[Task to carry out]: Present every line in which the string "gibt" appears.

[Data excerpts]
§ §

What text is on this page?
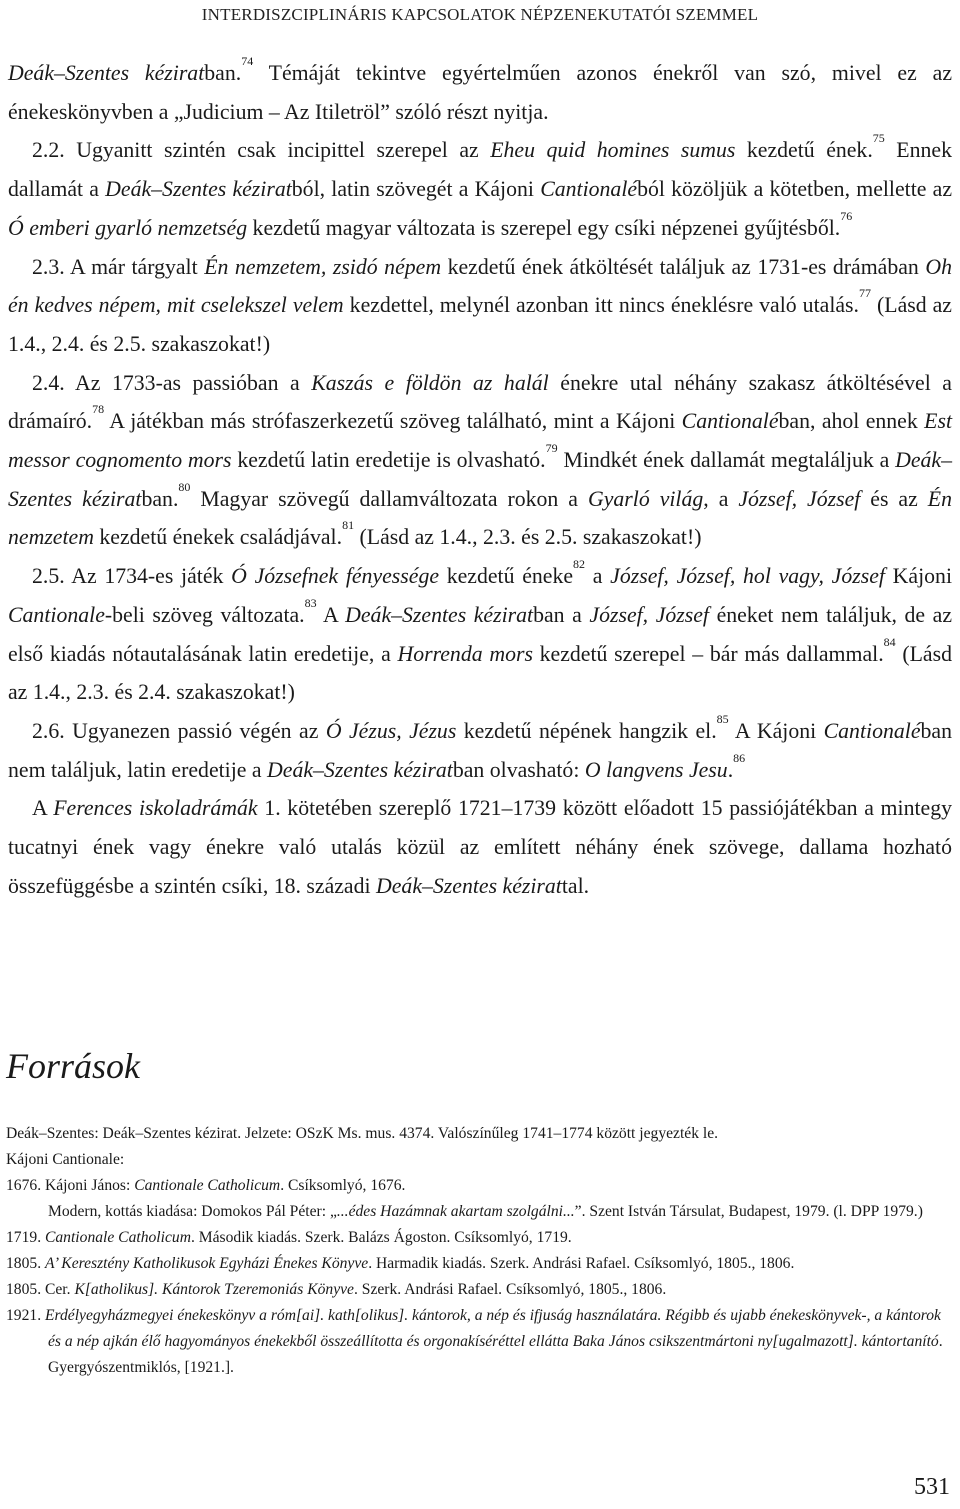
INTERDISZCIPLINÁRIS KAPCSOLATOK NÉPZENEKUTATÓI SZEMMEL

Deák–Szentes kéziratban.$^{74}$ Témáját tekintve egyértelműen azonos énekről van szó, mivel ez az énekeskönyvben a „Judicium – Az Itiletröl” szóló részt nyitja.

2.2. Ugyanitt szintén csak incipittel szerepel az Eheu quid homines sumus kezdetű ének.$^{75}$ Ennek dallamát a Deák–Szentes kéziratból, latin szövegét a Kájoni Cantionaléból közöljük a kötetben, mellette az Ó emberi gyarló nemzetség kezdetű magyar változata is szerepel egy csíki népzenei gyűjtésből.$^{76}$

2.3. A már tárgyalt Én nemzetem, zsidó népem kezdetű ének átköltését találjuk az 1731-es drámában Oh én kedves népem, mit cselekszel velem kezdettel, melynél azonban itt nincs éneklésre való utalás.$^{77}$ (Lásd az 1.4., 2.4. és 2.5. szakaszokat!)

2.4. Az 1733-as passióban a Kaszás e földön az halál énekre utal néhány szakasz átköltésével a drámaíró.$^{78}$ A játékban más strófaszerkezetű szöveg található, mint a Kájoni Cantionaléban, ahol ennek Est messor cognomento mors kezdetű latin eredetije is olvasható.$^{79}$ Mindkét ének dallamát megtaláljuk a Deák–Szentes kéziratban.$^{80}$ Magyar szövegű dallamváltozata rokon a Gyarló világ, a József, József és az Én nemzetem kezdetű énekek családjával.$^{81}$ (Lásd az 1.4., 2.3. és 2.5. szakaszokat!)

2.5. Az 1734-es játék Ó Józsefnek fényessége kezdetű éneke$^{82}$ a József, József, hol vagy, József Kájoni Cantionale-beli szöveg változata.$^{83}$ A Deák–Szentes kéziratban a József, József éneket nem találjuk, de az első kiadás nótautalásának latin eredetije, a Horrenda mors kezdetű szerepel – bár más dallammal.$^{84}$ (Lásd az 1.4., 2.3. és 2.4. szakaszokat!)

2.6. Ugyanezen passió végén az Ó Jézus, Jézus kezdetű népének hangzik el.$^{85}$ A Kájoni Cantionaléban nem találjuk, latin eredetije a Deák–Szentes kéziratban olvasható: O langvens Jesu.$^{86}$

A Ferences iskoladrámák 1. kötetében szereplő 1721–1739 között előadott 15 passiójátékban a mintegy tucatnyi ének vagy énekre való utalás közül az említett néhány ének szövege, dallama hozható összefüggésbe a szintén csíki, 18. századi Deák–Szentes kézirattal.

Források

Deák–Szentes: Deák–Szentes kézirat. Jelzete: OSzK Ms. mus. 4374. Valószínűleg 1741–1774 között jegyezték le.

Kájoni Cantionale:

1676. Kájoni János: Cantionale Catholicum. Csíksomlyó, 1676.

Modern, kottás kiadása: Domokos Pál Péter: „...édes Hazámnak akartam szolgálni...”. Szent István Társulat, Budapest, 1979. (l. DPP 1979.)

1719. Cantionale Catholicum. Második kiadás. Szerk. Balázs Ágoston. Csíksomlyó, 1719.

1805. A’ Keresztény Katholikusok Egyházi Énekes Könyve. Harmadik kiadás. Szerk. Andrási Rafael. Csíksomlyó, 1805., 1806.

1805. Cer. K[atholikus]. Kántorok Tzeremoniás Könyve. Szerk. Andrási Rafael. Csíksomlyó, 1805., 1806.

1921. Erdélyegyházmegyei énekeskönyv a róm[ai]. kath[olikus]. kántorok, a nép és ifjuság használatára. Régibb és ujabb énekeskönyvek-, a kántorok és a nép ajkán élő hagyományos énekekből összeállította és orgonakíséréttel ellátta Baka János csikszentmártoni ny[ugalmazott]. kántortanító. Gyergyószentmiklós, [1921.].

531
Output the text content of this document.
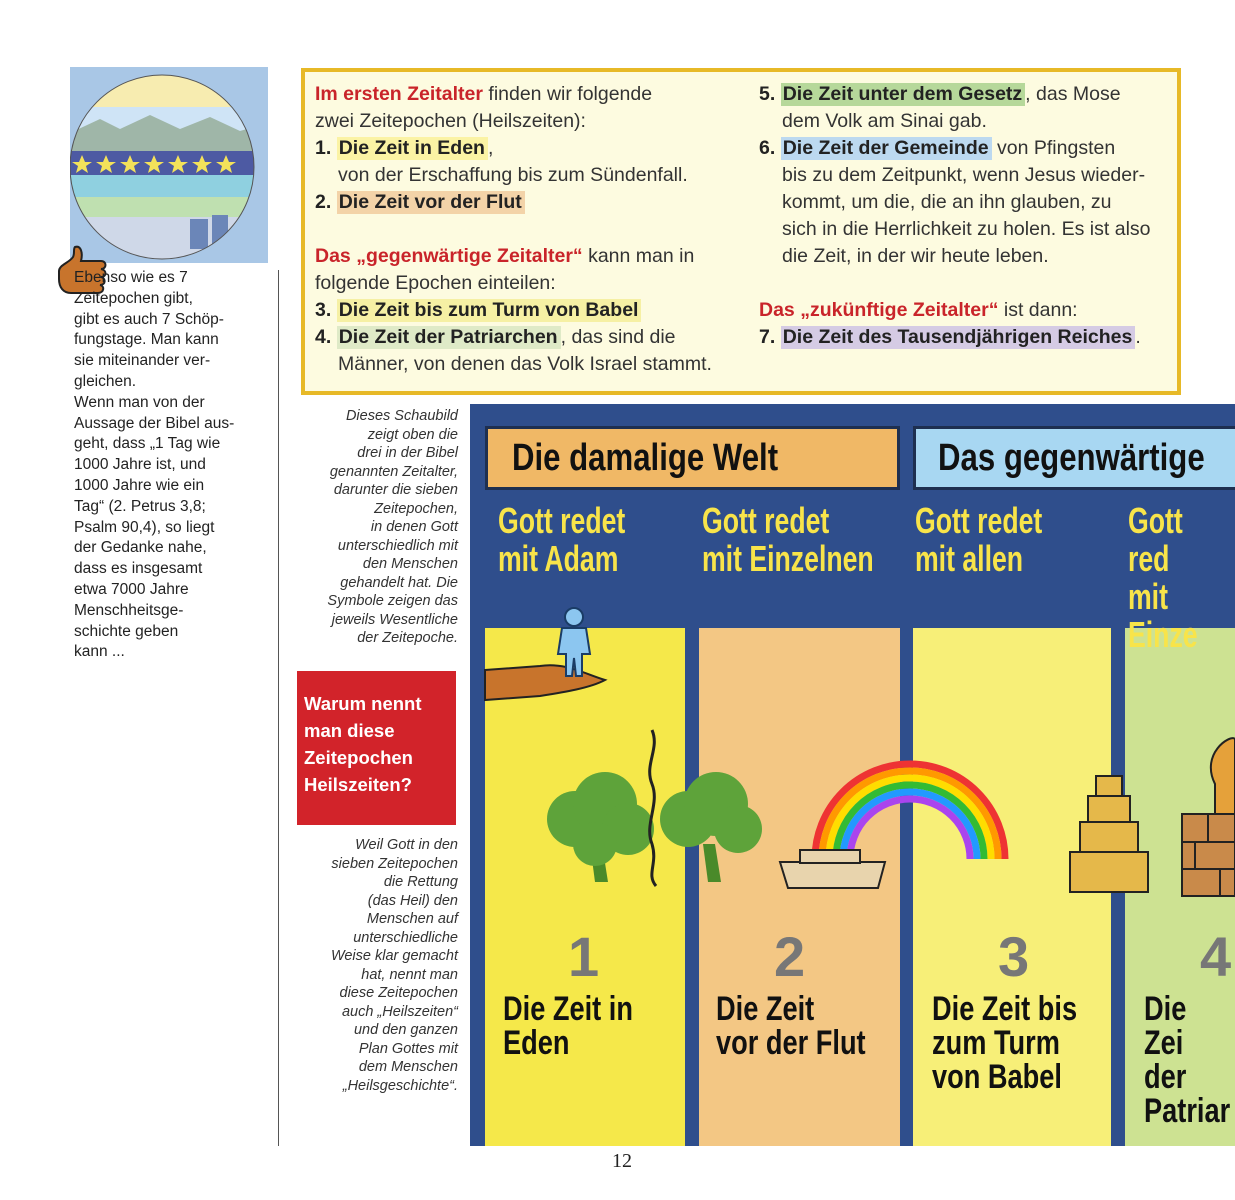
Ebenso wie es 7
Zeitepochen gibt,
gibt es auch 7 Schöp-
fungstage. Man kann
sie miteinander ver-
gleichen.
Wenn man von der
Aussage der Bibel aus-
geht, dass „1 Tag wie
1000 Jahre ist, und
1000 Jahre wie ein
Tag“ (2. Petrus 3,8;
Psalm 90,4), so liegt
der Gedanke nahe,
dass es insgesamt
etwa 7000 Jahre
Menschheitsge-
schichte geben
kann ...
Im ersten Zeitalter finden wir folgende
zwei Zeitepochen (Heilszeiten):
1. Die Zeit in Eden ,
von der Erschaffung bis zum Sündenfall.
2. Die Zeit vor der Flut
Das „gegenwärtige Zeitalter“ kann man in
folgende Epochen einteilen:
3. Die Zeit bis zum Turm von Babel
4. Die Zeit der Patriarchen , das sind die
Männer, von denen das Volk Israel stammt.
5. Die Zeit unter dem Gesetz , das Mose
dem Volk am Sinai gab.
6. Die Zeit der Gemeinde von Pfingsten
bis zu dem Zeitpunkt, wenn Jesus wieder-
kommt, um die, die an ihn glauben, zu
sich in die Herrlichkeit zu holen. Es ist also
die Zeit, in der wir heute leben.
Das „zukünftige Zeitalter“ ist dann:
7. Die Zeit des Tausendjährigen Reiches .
Dieses Schaubild
zeigt oben die
drei in der Bibel
genannten Zeitalter,
darunter die sieben
Zeitepochen,
in denen Gott
unterschiedlich mit
den Menschen
gehandelt hat. Die
Symbole zeigen das
jeweils Wesentliche
der Zeitepoche.
Warum nennt
man diese
Zeitepochen
Heilszeiten?
Weil Gott in den
sieben Zeitepochen
die Rettung
(das Heil) den
Menschen auf
unterschiedliche
Weise klar gemacht
hat, nennt man
diese Zeitepochen
auch „Heilszeiten“
und den ganzen
Plan Gottes mit
dem Menschen
„Heilsgeschichte“.
Die damalige Welt	Das gegenwärtige
Gott redet
mit Adam
Gott redet
mit Einzelnen
Gott redet
mit allen
Gott red
mit Einze
1	2	3	4
Die Zeit in
Eden
Die Zeit
vor der Flut
Die Zeit bis
zum Turm
von Babel
Die Zei
der
Patriar
12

§ §

[Solution for this task]:
Zeitepochen gibt,
gibt es auch 7 Schöp-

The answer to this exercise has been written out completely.